EXERCISE BRIEF: Exclude the pictures; give every entry again exactly as written.

STORED RECORDS:

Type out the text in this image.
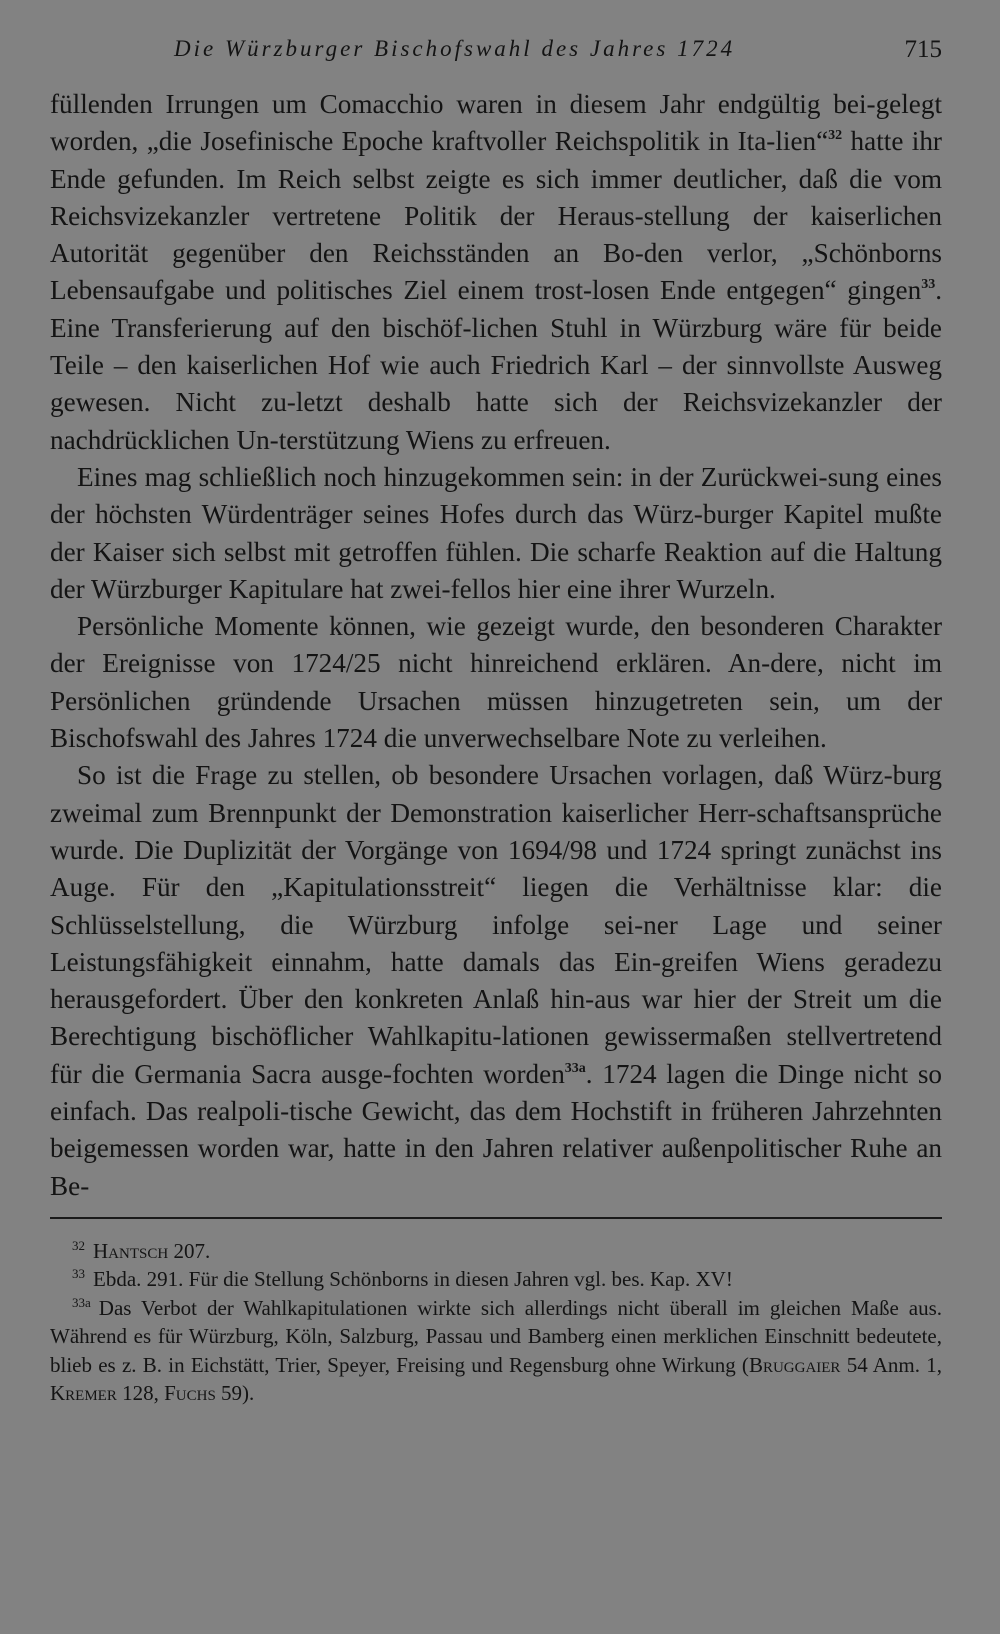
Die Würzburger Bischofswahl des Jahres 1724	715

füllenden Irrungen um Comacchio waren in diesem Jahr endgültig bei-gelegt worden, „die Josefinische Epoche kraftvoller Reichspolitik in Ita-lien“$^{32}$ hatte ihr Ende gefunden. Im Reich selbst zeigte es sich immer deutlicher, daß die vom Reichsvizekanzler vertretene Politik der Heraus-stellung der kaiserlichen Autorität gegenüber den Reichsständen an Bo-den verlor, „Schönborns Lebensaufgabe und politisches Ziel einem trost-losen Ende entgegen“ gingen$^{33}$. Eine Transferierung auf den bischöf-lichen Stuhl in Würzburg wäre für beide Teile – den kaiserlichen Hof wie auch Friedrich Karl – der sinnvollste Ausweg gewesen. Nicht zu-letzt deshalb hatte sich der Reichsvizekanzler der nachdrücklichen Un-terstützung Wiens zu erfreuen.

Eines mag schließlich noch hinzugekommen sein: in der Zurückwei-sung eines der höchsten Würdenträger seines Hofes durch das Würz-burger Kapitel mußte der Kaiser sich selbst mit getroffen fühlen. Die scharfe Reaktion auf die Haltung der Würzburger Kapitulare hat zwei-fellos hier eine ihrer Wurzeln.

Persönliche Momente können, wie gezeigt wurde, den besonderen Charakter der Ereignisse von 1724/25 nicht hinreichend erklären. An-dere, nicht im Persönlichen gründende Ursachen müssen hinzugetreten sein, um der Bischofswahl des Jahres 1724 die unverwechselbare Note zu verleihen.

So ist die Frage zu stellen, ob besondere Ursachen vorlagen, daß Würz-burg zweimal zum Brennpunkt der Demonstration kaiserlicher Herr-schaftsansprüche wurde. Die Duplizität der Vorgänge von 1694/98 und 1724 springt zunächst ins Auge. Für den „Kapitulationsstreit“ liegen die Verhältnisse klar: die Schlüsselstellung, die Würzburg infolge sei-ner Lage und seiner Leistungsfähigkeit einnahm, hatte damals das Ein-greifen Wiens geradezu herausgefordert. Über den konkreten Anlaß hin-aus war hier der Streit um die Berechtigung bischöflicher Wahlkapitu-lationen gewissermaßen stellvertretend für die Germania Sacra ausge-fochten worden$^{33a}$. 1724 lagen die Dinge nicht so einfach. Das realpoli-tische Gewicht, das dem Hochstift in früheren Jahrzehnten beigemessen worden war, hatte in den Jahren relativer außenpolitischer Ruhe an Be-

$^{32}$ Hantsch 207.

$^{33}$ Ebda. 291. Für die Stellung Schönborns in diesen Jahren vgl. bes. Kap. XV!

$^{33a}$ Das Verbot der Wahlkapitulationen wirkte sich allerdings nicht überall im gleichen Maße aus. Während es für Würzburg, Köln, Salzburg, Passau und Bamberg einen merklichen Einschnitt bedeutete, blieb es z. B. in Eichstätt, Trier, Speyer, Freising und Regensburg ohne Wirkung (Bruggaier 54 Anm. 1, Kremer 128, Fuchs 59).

PROBLEM SOLUTION:
Type out the text in this image.
Die Würzburger Bischofswahl des Jahres 1724	715

füllenden Irrungen um Comacchio waren in diesem Jahr endgültig bei-gelegt worden, „die Josefinische Epoche kraftvoller Reichspolitik in Ita-lien“$^{32}$ hatte ihr Ende gefunden. Im Reich selbst zeigte es sich immer deutlicher, daß die vom Reichsvizekanzler vertretene Politik der Heraus-stellung der kaiserlichen Autorität gegenüber den Reichsständen an Bo-den verlor, „Schönborns Lebensaufgabe und politisches Ziel einem trost-losen Ende entgegen“ gingen$^{33}$. Eine Transferierung auf den bischöf-lichen Stuhl in Würzburg wäre für beide Teile – den kaiserlichen Hof wie auch Friedrich Karl – der sinnvollste Ausweg gewesen. Nicht zu-letzt deshalb hatte sich der Reichsvizekanzler der nachdrücklichen Un-terstützung Wiens zu erfreuen.

Eines mag schließlich noch hinzugekommen sein: in der Zurückwei-sung eines der höchsten Würdenträger seines Hofes durch das Würz-burger Kapitel mußte der Kaiser sich selbst mit getroffen fühlen. Die scharfe Reaktion auf die Haltung der Würzburger Kapitulare hat zwei-fellos hier eine ihrer Wurzeln.

Persönliche Momente können, wie gezeigt wurde, den besonderen Charakter der Ereignisse von 1724/25 nicht hinreichend erklären. An-dere, nicht im Persönlichen gründende Ursachen müssen hinzugetreten sein, um der Bischofswahl des Jahres 1724 die unverwechselbare Note zu verleihen.

So ist die Frage zu stellen, ob besondere Ursachen vorlagen, daß Würz-burg zweimal zum Brennpunkt der Demonstration kaiserlicher Herr-schaftsansprüche wurde. Die Duplizität der Vorgänge von 1694/98 und 1724 springt zunächst ins Auge. Für den „Kapitulationsstreit“ liegen die Verhältnisse klar: die Schlüsselstellung, die Würzburg infolge sei-ner Lage und seiner Leistungsfähigkeit einnahm, hatte damals das Ein-greifen Wiens geradezu herausgefordert. Über den konkreten Anlaß hin-aus war hier der Streit um die Berechtigung bischöflicher Wahlkapitu-lationen gewissermaßen stellvertretend für die Germania Sacra ausge-fochten worden$^{33a}$. 1724 lagen die Dinge nicht so einfach. Das realpoli-tische Gewicht, das dem Hochstift in früheren Jahrzehnten beigemessen worden war, hatte in den Jahren relativer außenpolitischer Ruhe an Be-

$^{32}$ Hantsch 207.

$^{33}$ Ebda. 291. Für die Stellung Schönborns in diesen Jahren vgl. bes. Kap. XV!

$^{33a}$ Das Verbot der Wahlkapitulationen wirkte sich allerdings nicht überall im gleichen Maße aus. Während es für Würzburg, Köln, Salzburg, Passau und Bamberg einen merklichen Einschnitt bedeutete, blieb es z. B. in Eichstätt, Trier, Speyer, Freising und Regensburg ohne Wirkung (Bruggaier 54 Anm. 1, Kremer 128, Fuchs 59).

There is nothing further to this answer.